(Entries with figure data)
- - - - -
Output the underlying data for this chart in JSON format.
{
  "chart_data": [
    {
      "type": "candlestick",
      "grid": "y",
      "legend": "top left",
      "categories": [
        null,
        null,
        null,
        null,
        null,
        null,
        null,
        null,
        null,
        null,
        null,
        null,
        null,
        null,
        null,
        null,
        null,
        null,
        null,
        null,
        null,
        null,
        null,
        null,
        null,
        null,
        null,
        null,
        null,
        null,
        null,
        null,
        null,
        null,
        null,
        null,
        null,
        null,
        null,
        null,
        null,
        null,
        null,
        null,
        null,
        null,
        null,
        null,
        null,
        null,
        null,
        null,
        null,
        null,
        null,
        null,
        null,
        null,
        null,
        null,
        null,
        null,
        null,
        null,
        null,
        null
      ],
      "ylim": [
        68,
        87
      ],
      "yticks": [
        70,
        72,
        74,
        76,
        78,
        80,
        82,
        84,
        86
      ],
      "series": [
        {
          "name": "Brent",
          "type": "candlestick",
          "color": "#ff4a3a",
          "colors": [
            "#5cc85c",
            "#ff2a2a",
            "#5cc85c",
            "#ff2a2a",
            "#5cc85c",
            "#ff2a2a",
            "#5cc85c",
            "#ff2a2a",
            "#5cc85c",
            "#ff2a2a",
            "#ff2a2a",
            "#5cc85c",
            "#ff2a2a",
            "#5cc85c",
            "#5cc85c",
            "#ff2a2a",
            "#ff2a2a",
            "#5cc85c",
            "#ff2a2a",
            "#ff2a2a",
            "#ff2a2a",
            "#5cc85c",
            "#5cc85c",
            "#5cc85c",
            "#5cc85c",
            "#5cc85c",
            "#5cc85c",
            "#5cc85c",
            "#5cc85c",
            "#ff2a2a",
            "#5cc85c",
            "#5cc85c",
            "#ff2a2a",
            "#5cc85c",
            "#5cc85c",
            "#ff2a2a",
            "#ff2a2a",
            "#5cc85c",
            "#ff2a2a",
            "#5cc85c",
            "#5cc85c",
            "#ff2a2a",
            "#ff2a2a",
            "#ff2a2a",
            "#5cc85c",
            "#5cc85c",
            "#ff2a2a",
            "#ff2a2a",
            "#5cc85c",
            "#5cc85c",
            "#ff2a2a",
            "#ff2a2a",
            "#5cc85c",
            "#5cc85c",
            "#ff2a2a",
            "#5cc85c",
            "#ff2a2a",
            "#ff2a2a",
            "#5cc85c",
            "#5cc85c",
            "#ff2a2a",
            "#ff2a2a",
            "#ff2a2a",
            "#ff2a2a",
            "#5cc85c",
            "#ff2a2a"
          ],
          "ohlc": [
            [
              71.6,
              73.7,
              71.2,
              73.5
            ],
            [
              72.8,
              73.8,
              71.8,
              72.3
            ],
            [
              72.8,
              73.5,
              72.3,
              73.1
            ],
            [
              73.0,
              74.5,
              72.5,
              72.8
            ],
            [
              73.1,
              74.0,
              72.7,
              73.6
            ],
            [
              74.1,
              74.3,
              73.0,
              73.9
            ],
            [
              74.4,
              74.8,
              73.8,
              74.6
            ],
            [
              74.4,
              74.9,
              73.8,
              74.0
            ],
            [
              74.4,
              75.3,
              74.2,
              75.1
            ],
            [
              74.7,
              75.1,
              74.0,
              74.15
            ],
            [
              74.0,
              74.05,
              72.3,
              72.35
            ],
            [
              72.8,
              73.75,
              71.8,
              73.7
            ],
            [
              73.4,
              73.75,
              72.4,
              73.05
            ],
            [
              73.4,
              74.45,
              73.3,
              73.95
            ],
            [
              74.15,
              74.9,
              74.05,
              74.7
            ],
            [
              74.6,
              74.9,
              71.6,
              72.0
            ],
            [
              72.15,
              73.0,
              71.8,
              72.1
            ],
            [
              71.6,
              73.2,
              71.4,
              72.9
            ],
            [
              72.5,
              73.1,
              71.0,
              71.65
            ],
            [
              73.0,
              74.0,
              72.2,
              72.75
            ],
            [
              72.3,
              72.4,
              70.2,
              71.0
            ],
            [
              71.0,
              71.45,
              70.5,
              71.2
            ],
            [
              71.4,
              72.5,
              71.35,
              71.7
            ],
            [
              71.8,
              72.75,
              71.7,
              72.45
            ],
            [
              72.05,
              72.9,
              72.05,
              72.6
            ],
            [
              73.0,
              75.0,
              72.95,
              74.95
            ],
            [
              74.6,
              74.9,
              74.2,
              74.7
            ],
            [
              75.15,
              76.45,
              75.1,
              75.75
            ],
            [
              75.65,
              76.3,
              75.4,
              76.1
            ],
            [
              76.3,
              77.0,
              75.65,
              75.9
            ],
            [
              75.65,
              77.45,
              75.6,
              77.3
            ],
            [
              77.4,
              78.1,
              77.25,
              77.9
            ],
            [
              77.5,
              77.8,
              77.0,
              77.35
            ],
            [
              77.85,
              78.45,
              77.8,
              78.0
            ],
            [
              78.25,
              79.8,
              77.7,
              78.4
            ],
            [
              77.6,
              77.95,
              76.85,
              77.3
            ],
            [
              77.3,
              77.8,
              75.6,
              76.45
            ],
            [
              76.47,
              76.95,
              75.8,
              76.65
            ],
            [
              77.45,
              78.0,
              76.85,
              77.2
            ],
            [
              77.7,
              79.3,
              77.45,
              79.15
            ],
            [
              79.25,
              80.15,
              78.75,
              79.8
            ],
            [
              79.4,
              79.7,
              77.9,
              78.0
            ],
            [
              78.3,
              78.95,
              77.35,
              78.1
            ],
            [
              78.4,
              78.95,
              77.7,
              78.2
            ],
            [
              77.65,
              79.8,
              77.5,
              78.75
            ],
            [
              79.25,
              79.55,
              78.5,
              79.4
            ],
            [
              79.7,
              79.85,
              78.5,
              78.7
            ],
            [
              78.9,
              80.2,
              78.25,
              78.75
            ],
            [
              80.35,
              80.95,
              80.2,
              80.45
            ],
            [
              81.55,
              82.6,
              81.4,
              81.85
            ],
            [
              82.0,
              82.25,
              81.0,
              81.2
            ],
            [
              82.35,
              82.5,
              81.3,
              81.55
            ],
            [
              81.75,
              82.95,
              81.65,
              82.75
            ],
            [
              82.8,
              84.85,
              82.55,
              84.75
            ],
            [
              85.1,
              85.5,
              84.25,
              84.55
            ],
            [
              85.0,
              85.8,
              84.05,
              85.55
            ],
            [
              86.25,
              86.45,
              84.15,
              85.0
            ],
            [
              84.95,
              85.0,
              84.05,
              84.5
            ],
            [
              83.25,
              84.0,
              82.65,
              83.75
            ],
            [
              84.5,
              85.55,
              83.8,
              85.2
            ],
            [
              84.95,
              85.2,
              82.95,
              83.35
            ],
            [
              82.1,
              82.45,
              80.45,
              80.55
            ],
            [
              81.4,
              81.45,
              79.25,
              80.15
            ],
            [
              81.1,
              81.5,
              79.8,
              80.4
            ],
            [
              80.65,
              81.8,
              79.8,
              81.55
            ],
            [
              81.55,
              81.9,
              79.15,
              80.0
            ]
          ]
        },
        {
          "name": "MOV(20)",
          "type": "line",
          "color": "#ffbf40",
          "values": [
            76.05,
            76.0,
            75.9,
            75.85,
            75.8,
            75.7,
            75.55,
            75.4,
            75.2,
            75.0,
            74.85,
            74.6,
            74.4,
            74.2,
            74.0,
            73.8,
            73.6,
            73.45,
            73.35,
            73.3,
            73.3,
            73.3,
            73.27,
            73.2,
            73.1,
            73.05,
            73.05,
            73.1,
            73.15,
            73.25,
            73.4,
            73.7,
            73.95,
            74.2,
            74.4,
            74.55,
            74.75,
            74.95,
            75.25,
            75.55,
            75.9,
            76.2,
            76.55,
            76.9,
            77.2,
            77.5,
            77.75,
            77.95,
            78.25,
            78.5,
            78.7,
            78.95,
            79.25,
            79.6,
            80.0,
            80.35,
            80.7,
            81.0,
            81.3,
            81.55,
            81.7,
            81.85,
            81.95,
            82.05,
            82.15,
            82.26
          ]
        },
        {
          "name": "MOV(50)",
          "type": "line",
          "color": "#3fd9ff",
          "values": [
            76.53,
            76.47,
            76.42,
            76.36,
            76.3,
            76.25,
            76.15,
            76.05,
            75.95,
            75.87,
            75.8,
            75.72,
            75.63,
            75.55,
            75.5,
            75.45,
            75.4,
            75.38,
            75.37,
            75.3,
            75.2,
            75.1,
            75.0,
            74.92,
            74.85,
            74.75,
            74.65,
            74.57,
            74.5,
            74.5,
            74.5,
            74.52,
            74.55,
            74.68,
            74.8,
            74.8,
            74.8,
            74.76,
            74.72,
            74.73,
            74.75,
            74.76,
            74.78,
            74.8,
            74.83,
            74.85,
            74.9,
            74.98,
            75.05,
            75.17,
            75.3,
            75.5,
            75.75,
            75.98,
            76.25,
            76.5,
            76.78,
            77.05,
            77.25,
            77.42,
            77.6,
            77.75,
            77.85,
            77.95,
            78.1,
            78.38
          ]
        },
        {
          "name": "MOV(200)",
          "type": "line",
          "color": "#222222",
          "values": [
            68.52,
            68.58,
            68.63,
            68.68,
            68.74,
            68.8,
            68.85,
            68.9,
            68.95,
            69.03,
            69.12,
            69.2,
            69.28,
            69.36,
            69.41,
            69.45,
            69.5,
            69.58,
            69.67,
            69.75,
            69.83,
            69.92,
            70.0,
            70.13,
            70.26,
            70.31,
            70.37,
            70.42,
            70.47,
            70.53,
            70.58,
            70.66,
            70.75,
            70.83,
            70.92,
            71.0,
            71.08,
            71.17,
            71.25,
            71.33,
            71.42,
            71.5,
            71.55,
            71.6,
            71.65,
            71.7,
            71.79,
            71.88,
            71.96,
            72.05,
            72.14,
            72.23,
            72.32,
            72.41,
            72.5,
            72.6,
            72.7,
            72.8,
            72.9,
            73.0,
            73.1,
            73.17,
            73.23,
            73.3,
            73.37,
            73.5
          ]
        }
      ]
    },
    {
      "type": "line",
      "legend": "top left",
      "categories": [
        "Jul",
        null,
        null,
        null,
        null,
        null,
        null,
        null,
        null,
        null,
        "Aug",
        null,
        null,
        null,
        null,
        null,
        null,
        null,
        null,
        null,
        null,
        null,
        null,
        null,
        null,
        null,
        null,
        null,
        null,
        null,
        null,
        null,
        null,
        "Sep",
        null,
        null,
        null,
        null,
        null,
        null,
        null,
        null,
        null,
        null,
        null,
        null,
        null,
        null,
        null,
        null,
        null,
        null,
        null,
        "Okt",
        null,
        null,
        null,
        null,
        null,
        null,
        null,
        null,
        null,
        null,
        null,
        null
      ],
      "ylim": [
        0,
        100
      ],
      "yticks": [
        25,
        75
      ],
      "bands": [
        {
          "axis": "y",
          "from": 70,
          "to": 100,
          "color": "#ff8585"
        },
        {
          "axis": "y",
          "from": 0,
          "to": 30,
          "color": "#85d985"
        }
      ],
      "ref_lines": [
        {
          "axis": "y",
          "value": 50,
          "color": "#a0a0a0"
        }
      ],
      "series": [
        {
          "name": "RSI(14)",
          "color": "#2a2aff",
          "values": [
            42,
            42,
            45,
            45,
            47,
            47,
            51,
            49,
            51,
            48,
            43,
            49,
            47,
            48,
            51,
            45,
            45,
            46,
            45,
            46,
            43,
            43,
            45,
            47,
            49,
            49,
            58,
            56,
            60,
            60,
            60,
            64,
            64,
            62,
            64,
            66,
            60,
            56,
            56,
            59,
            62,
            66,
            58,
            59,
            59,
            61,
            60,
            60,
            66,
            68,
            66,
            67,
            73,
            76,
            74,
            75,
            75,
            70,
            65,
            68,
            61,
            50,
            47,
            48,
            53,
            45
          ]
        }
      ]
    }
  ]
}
- - - - -
*What you should do:* Copy out each line in the listing that has the word "name".

*Answer to the problem:*
          "name": "Brent",
          "name": "MOV(20)",
          "name": "MOV(50)",
          "name": "MOV(200)",
          "name": "RSI(14)",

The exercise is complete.